Information given:

____________

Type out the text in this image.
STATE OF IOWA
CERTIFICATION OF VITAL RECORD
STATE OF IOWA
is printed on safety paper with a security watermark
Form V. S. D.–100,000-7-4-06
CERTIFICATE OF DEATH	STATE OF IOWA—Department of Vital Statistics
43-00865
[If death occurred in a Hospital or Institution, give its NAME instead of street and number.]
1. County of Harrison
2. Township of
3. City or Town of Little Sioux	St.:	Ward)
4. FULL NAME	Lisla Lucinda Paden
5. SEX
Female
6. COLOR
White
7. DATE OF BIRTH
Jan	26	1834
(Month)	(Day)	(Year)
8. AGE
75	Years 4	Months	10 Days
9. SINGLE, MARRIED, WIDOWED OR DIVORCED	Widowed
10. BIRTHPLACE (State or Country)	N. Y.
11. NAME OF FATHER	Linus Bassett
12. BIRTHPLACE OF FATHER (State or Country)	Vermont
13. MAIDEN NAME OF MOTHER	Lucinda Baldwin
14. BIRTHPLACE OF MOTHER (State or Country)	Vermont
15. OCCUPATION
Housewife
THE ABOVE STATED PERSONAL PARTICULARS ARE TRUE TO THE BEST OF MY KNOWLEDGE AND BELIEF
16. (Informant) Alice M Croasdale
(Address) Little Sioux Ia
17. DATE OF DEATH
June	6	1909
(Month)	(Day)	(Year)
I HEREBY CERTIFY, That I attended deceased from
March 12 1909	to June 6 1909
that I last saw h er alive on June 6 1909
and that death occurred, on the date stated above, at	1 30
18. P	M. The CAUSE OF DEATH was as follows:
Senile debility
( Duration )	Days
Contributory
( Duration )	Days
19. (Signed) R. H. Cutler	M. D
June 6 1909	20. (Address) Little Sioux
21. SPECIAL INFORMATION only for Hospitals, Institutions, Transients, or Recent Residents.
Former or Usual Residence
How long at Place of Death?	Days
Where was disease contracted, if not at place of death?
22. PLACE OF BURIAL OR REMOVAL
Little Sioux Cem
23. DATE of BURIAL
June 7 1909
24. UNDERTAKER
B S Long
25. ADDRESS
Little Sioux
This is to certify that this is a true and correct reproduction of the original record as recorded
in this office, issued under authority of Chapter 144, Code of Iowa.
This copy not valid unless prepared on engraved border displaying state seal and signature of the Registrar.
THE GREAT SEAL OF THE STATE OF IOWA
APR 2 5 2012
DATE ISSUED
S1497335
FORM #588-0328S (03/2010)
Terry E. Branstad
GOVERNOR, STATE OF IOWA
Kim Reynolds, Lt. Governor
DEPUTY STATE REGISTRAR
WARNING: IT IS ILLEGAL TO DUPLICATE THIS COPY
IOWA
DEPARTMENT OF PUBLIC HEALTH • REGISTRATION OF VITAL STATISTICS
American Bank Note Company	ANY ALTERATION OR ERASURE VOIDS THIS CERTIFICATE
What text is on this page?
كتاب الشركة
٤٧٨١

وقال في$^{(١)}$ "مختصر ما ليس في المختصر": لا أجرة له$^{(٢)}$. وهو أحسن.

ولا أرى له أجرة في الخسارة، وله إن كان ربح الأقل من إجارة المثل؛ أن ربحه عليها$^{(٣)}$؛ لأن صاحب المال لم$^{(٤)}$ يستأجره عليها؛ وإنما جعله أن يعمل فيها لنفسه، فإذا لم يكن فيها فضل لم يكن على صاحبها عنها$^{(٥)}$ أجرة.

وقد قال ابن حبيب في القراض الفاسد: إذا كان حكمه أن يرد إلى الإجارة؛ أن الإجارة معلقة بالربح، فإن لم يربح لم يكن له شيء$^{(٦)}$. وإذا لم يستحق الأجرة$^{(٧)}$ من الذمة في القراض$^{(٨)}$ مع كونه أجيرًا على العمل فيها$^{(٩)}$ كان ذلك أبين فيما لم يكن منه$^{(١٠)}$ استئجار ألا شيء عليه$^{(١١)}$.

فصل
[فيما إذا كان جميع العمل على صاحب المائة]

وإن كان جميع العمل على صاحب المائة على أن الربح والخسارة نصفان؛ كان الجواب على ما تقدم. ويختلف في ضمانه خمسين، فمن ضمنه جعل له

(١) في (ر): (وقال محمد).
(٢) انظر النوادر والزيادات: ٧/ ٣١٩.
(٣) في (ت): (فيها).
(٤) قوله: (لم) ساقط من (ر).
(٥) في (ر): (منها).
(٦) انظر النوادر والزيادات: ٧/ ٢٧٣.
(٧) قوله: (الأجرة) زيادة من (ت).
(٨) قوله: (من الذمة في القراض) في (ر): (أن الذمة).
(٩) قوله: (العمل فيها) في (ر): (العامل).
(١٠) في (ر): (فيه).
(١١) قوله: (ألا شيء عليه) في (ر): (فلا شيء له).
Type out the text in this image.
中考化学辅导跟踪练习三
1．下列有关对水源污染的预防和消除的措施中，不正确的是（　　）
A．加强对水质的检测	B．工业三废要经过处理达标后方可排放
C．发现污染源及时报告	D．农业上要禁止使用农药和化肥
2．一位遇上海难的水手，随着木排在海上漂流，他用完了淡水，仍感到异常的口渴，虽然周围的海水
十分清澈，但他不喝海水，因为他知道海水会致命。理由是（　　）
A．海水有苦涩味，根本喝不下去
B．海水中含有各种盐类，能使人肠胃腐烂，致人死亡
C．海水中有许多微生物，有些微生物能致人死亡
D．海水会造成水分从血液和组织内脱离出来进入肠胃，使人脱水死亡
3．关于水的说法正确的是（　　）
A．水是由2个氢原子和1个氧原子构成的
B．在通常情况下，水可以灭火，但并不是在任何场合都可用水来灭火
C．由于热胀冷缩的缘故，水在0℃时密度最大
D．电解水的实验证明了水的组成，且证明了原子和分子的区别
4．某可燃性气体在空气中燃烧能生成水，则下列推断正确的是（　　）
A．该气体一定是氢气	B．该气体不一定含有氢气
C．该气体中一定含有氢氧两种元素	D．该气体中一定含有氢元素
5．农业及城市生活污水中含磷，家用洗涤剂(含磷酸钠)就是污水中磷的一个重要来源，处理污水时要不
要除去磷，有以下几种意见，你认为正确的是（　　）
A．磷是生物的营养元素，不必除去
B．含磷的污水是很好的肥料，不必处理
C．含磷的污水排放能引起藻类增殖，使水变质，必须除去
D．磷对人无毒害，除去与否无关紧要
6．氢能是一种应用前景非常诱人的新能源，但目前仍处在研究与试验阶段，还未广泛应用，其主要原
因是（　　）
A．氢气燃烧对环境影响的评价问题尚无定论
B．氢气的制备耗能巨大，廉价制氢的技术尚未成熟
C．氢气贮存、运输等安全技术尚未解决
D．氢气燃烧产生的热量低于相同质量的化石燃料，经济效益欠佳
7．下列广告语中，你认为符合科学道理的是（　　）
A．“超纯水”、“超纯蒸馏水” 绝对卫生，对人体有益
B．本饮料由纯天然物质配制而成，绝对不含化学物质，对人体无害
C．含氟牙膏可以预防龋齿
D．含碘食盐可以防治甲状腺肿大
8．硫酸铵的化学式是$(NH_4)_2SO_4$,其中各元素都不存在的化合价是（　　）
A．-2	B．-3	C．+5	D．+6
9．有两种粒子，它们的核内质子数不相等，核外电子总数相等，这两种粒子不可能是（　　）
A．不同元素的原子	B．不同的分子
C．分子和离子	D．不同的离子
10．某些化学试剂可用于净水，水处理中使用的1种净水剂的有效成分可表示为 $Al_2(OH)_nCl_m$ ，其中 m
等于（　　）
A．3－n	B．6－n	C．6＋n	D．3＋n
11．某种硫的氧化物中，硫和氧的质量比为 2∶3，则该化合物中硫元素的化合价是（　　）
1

____________

Problem to solve: From the first line to the last, retype the data exactly.

Problem solution:
Type out the text in this image.
STATE OF IOWA
CERTIFICATION OF VITAL RECORD
STATE OF IOWA
is printed on safety paper with a security watermark
Form V. S. D.–100,000-7-4-06
CERTIFICATE OF DEATH	STATE OF IOWA—Department of Vital Statistics
43-00865
[If death occurred in a Hospital or Institution, give its NAME instead of street and number.]
1. County of Harrison
2. Township of
3. City or Town of Little Sioux	St.:	Ward)
4. FULL NAME	Lisla Lucinda Paden
5. SEX
Female
6. COLOR
White
7. DATE OF BIRTH
Jan	26	1834
(Month)	(Day)	(Year)
8. AGE
75	Years 4	Months	10 Days
9. SINGLE, MARRIED, WIDOWED OR DIVORCED	Widowed
10. BIRTHPLACE (State or Country)	N. Y.
11. NAME OF FATHER	Linus Bassett
12. BIRTHPLACE OF FATHER (State or Country)	Vermont
13. MAIDEN NAME OF MOTHER	Lucinda Baldwin
14. BIRTHPLACE OF MOTHER (State or Country)	Vermont
15. OCCUPATION
Housewife
THE ABOVE STATED PERSONAL PARTICULARS ARE TRUE TO THE BEST OF MY KNOWLEDGE AND BELIEF
16. (Informant) Alice M Croasdale
(Address) Little Sioux Ia
17. DATE OF DEATH
June	6	1909
(Month)	(Day)	(Year)
I HEREBY CERTIFY, That I attended deceased from
March 12 1909	to June 6 1909
that I last saw h er alive on June 6 1909
and that death occurred, on the date stated above, at	1 30
18. P	M. The CAUSE OF DEATH was as follows:
Senile debility
( Duration )	Days
Contributory
( Duration )	Days
19. (Signed) R. H. Cutler	M. D
June 6 1909	20. (Address) Little Sioux
21. SPECIAL INFORMATION only for Hospitals, Institutions, Transients, or Recent Residents.
Former or Usual Residence
How long at Place of Death?	Days
Where was disease contracted, if not at place of death?
22. PLACE OF BURIAL OR REMOVAL
Little Sioux Cem
23. DATE of BURIAL
June 7 1909
24. UNDERTAKER
B S Long
25. ADDRESS
Little Sioux
This is to certify that this is a true and correct reproduction of the original record as recorded
in this office, issued under authority of Chapter 144, Code of Iowa.
This copy not valid unless prepared on engraved border displaying state seal and signature of the Registrar.
THE GREAT SEAL OF THE STATE OF IOWA
APR 2 5 2012
DATE ISSUED
S1497335
FORM #588-0328S (03/2010)
Terry E. Branstad
GOVERNOR, STATE OF IOWA
Kim Reynolds, Lt. Governor
DEPUTY STATE REGISTRAR
WARNING: IT IS ILLEGAL TO DUPLICATE THIS COPY
IOWA
DEPARTMENT OF PUBLIC HEALTH • REGISTRATION OF VITAL STATISTICS
American Bank Note Company	ANY ALTERATION OR ERASURE VOIDS THIS CERTIFICATE
What text is on this page?
كتاب الشركة
٤٧٨١

وقال في$^{(١)}$ "مختصر ما ليس في المختصر": لا أجرة له$^{(٢)}$. وهو أحسن.

ولا أرى له أجرة في الخسارة، وله إن كان ربح الأقل من إجارة المثل؛ أن ربحه عليها$^{(٣)}$؛ لأن صاحب المال لم$^{(٤)}$ يستأجره عليها؛ وإنما جعله أن يعمل فيها لنفسه، فإذا لم يكن فيها فضل لم يكن على صاحبها عنها$^{(٥)}$ أجرة.

وقد قال ابن حبيب في القراض الفاسد: إذا كان حكمه أن يرد إلى الإجارة؛ أن الإجارة معلقة بالربح، فإن لم يربح لم يكن له شيء$^{(٦)}$. وإذا لم يستحق الأجرة$^{(٧)}$ من الذمة في القراض$^{(٨)}$ مع كونه أجيرًا على العمل فيها$^{(٩)}$ كان ذلك أبين فيما لم يكن منه$^{(١٠)}$ استئجار ألا شيء عليه$^{(١١)}$.

فصل
[فيما إذا كان جميع العمل على صاحب المائة]

وإن كان جميع العمل على صاحب المائة على أن الربح والخسارة نصفان؛ كان الجواب على ما تقدم. ويختلف في ضمانه خمسين، فمن ضمنه جعل له

(١) في (ر): (وقال محمد).
(٢) انظر النوادر والزيادات: ٧/ ٣١٩.
(٣) في (ت): (فيها).
(٤) قوله: (لم) ساقط من (ر).
(٥) في (ر): (منها).
(٦) انظر النوادر والزيادات: ٧/ ٢٧٣.
(٧) قوله: (الأجرة) زيادة من (ت).
(٨) قوله: (من الذمة في القراض) في (ر): (أن الذمة).
(٩) قوله: (العمل فيها) في (ر): (العامل).
(١٠) في (ر): (فيه).
(١١) قوله: (ألا شيء عليه) في (ر): (فلا شيء له).
Type out the text in this image.
中考化学辅导跟踪练习三
1．下列有关对水源污染的预防和消除的措施中，不正确的是（　　）
A．加强对水质的检测	B．工业三废要经过处理达标后方可排放
C．发现污染源及时报告	D．农业上要禁止使用农药和化肥
2．一位遇上海难的水手，随着木排在海上漂流，他用完了淡水，仍感到异常的口渴，虽然周围的海水
十分清澈，但他不喝海水，因为他知道海水会致命。理由是（　　）
A．海水有苦涩味，根本喝不下去
B．海水中含有各种盐类，能使人肠胃腐烂，致人死亡
C．海水中有许多微生物，有些微生物能致人死亡
D．海水会造成水分从血液和组织内脱离出来进入肠胃，使人脱水死亡
3．关于水的说法正确的是（　　）
A．水是由2个氢原子和1个氧原子构成的
B．在通常情况下，水可以灭火，但并不是在任何场合都可用水来灭火
C．由于热胀冷缩的缘故，水在0℃时密度最大
D．电解水的实验证明了水的组成，且证明了原子和分子的区别
4．某可燃性气体在空气中燃烧能生成水，则下列推断正确的是（　　）
A．该气体一定是氢气	B．该气体不一定含有氢气
C．该气体中一定含有氢氧两种元素	D．该气体中一定含有氢元素
5．农业及城市生活污水中含磷，家用洗涤剂(含磷酸钠)就是污水中磷的一个重要来源，处理污水时要不
要除去磷，有以下几种意见，你认为正确的是（　　）
A．磷是生物的营养元素，不必除去
B．含磷的污水是很好的肥料，不必处理
C．含磷的污水排放能引起藻类增殖，使水变质，必须除去
D．磷对人无毒害，除去与否无关紧要
6．氢能是一种应用前景非常诱人的新能源，但目前仍处在研究与试验阶段，还未广泛应用，其主要原
因是（　　）
A．氢气燃烧对环境影响的评价问题尚无定论
B．氢气的制备耗能巨大，廉价制氢的技术尚未成熟
C．氢气贮存、运输等安全技术尚未解决
D．氢气燃烧产生的热量低于相同质量的化石燃料，经济效益欠佳
7．下列广告语中，你认为符合科学道理的是（　　）
A．“超纯水”、“超纯蒸馏水” 绝对卫生，对人体有益
B．本饮料由纯天然物质配制而成，绝对不含化学物质，对人体无害
C．含氟牙膏可以预防龋齿
D．含碘食盐可以防治甲状腺肿大
8．硫酸铵的化学式是$(NH_4)_2SO_4$,其中各元素都不存在的化合价是（　　）
A．-2	B．-3	C．+5	D．+6
9．有两种粒子，它们的核内质子数不相等，核外电子总数相等，这两种粒子不可能是（　　）
A．不同元素的原子	B．不同的分子
C．分子和离子	D．不同的离子
10．某些化学试剂可用于净水，水处理中使用的1种净水剂的有效成分可表示为 $Al_2(OH)_nCl_m$ ，其中 m
等于（　　）
A．3－n	B．6－n	C．6＋n	D．3＋n
11．某种硫的氧化物中，硫和氧的质量比为 2∶3，则该化合物中硫元素的化合价是（　　）
1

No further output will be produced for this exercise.